**WORK TO BE COMPLETED:** Your answer should repeat every line of the records below in which the word "found" appears.

- - - -

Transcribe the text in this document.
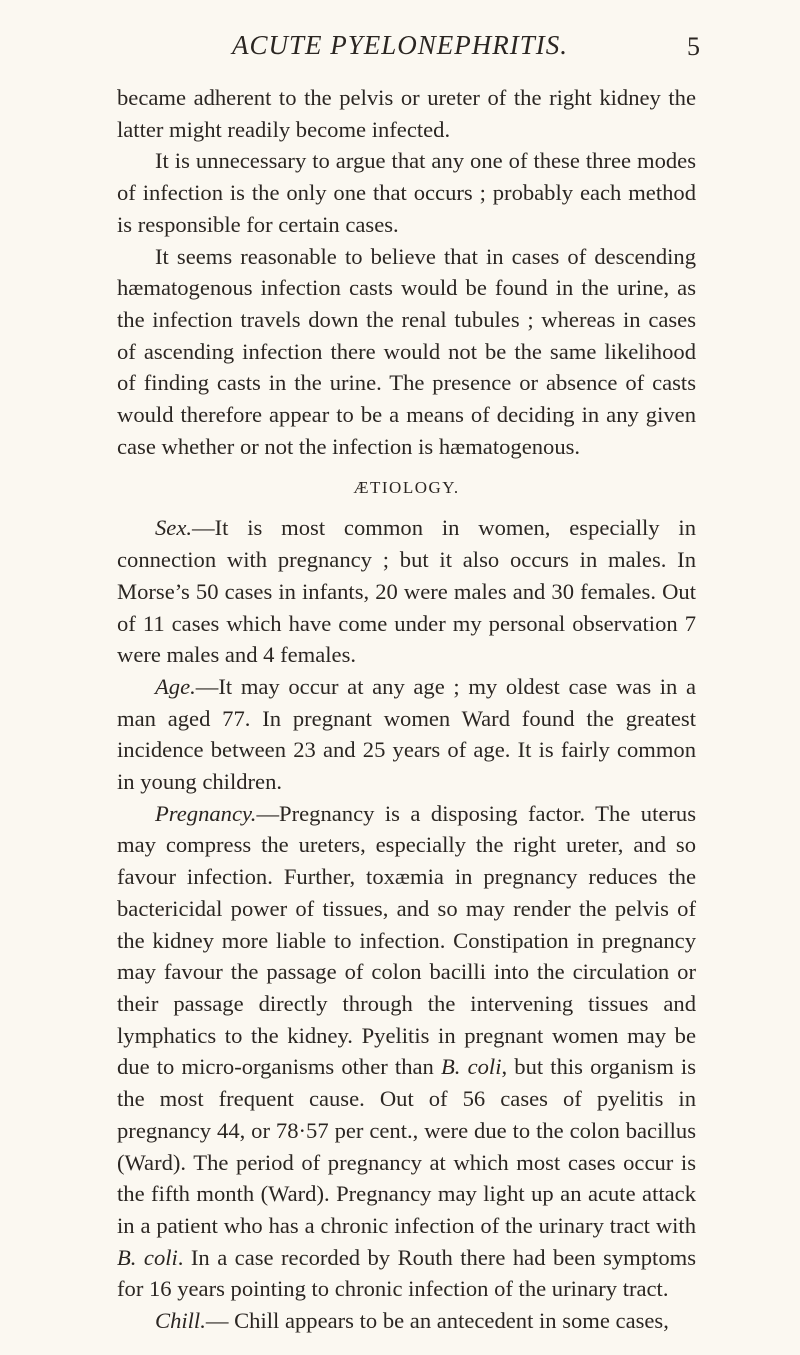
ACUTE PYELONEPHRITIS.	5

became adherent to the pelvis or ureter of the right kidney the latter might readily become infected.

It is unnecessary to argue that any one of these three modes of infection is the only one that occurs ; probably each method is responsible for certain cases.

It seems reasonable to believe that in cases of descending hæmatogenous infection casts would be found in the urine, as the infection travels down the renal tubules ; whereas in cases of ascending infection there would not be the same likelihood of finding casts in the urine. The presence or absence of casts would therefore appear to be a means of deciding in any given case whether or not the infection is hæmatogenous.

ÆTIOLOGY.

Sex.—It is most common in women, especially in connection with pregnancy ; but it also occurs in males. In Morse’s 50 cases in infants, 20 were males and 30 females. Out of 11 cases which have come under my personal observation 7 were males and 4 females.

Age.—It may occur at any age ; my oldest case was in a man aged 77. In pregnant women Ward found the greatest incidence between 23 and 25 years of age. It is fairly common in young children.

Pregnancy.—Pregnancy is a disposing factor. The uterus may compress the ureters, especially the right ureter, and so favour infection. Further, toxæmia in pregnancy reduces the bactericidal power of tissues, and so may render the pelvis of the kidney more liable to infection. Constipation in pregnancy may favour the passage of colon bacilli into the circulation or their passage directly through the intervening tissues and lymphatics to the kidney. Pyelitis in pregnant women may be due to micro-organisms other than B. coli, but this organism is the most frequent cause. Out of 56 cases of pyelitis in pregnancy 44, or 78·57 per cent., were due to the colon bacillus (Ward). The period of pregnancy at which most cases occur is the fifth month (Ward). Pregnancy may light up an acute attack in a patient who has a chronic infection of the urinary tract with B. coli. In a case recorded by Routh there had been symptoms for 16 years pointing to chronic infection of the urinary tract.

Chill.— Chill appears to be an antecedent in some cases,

- - - -

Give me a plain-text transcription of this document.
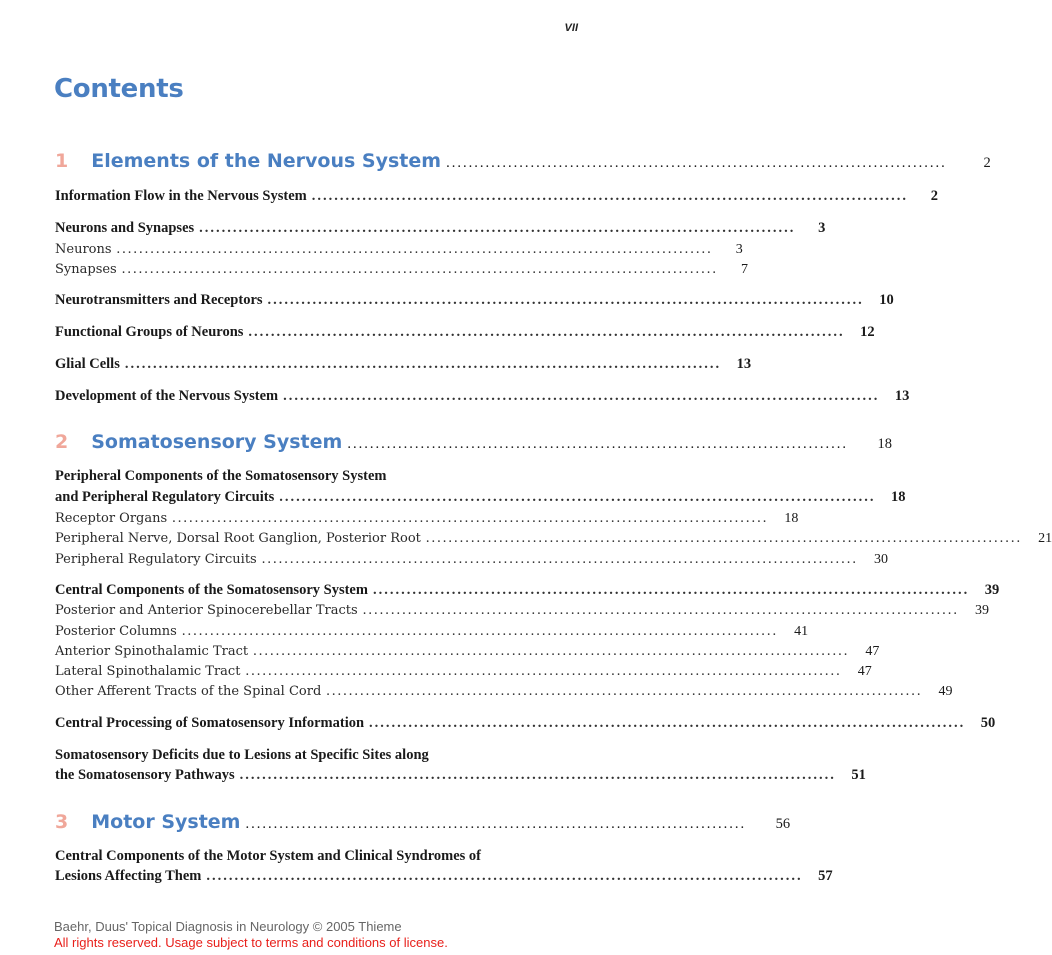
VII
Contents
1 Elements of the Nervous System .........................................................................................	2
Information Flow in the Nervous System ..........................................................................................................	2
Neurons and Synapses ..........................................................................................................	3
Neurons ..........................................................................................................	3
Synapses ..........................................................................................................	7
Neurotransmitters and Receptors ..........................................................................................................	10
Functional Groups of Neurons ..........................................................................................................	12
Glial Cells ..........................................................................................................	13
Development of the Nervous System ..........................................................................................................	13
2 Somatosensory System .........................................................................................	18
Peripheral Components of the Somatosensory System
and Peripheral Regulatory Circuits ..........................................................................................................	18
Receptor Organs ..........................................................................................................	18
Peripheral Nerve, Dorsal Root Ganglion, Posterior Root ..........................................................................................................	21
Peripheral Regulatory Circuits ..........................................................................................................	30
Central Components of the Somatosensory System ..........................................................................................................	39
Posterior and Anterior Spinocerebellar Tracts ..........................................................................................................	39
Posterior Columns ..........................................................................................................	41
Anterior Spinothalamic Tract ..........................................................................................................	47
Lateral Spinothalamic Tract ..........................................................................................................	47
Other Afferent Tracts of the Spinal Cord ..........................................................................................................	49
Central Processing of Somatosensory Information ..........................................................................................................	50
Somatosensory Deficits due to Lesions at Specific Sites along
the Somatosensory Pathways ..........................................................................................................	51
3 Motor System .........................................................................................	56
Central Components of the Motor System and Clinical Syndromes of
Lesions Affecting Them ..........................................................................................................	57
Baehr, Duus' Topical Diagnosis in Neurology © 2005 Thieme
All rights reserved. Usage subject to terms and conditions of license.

- - - -

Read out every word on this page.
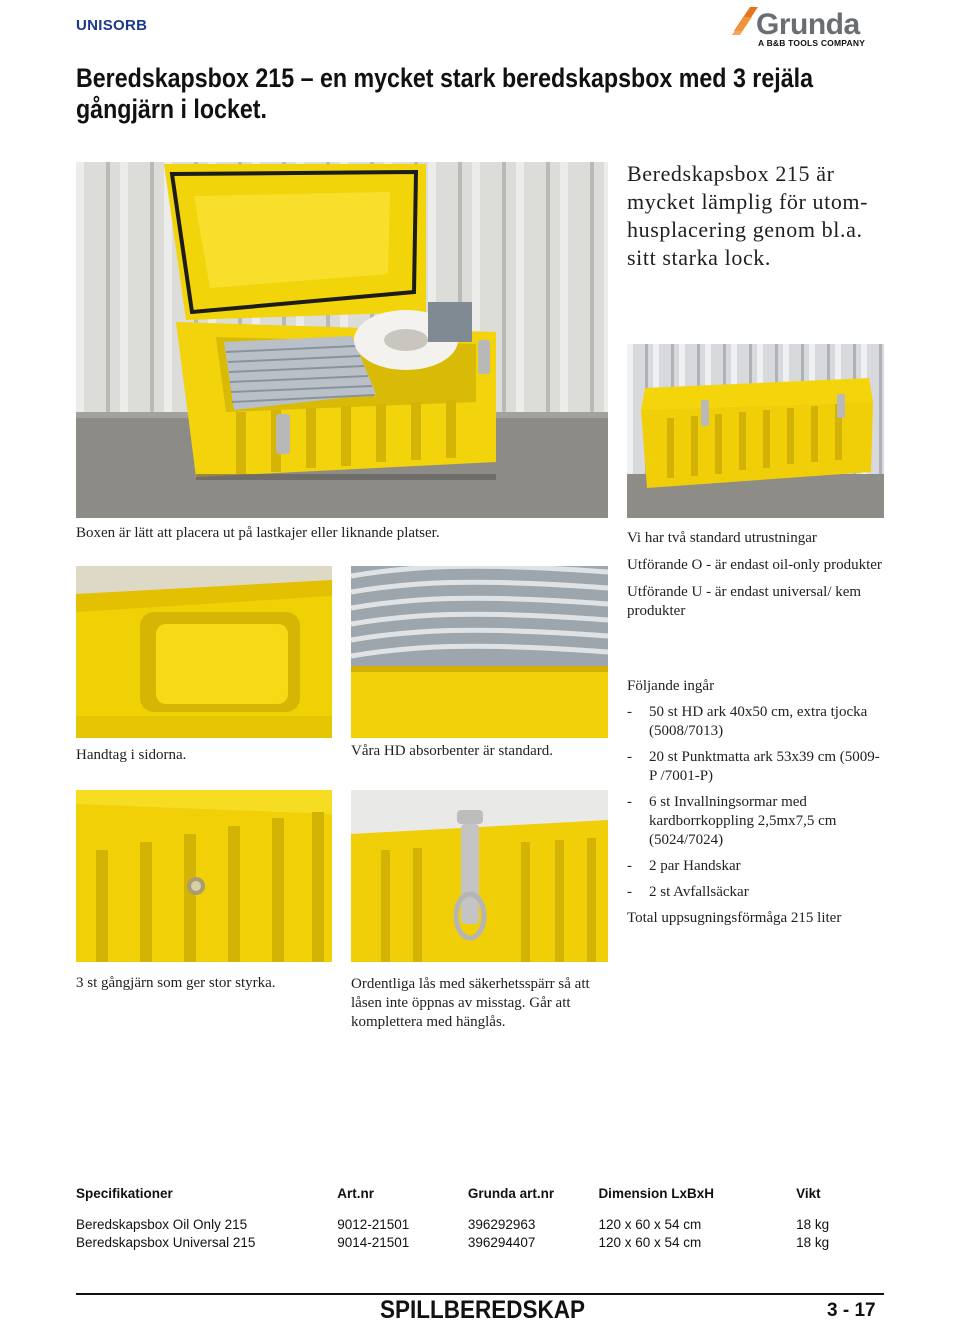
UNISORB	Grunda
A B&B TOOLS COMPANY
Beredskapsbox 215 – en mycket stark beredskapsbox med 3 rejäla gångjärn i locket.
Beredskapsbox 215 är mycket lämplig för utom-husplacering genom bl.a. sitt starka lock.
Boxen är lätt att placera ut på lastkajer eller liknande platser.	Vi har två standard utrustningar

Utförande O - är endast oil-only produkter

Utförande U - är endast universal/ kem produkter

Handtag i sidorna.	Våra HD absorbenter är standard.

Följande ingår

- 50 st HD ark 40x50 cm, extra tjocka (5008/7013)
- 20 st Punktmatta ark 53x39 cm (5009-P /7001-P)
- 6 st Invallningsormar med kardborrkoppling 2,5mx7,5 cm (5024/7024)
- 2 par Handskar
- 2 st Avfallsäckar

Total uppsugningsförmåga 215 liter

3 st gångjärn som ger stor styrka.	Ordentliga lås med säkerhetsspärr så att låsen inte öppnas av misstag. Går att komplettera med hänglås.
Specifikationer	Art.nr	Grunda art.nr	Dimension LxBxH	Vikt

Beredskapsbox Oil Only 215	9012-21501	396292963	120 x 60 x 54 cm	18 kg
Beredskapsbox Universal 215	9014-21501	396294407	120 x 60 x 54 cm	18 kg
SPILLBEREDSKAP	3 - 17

- - - -

**RESPONSE TO THE EXERCISE:**
It seems reasonable to believe that in cases of descending hæmatogenous infection casts would be found in the urine, as the infection travels down the renal tubules ; whereas in cases of ascending infection there would not be the same likelihood of finding casts in the urine. The presence or absence of casts would therefore appear to be a means of deciding in any given case whether or not the infection is hæmatogenous.
Age.—It may occur at any age ; my oldest case was in a man aged 77. In pregnant women Ward found the greatest incidence between 23 and 25 years of age. It is fairly common in young children.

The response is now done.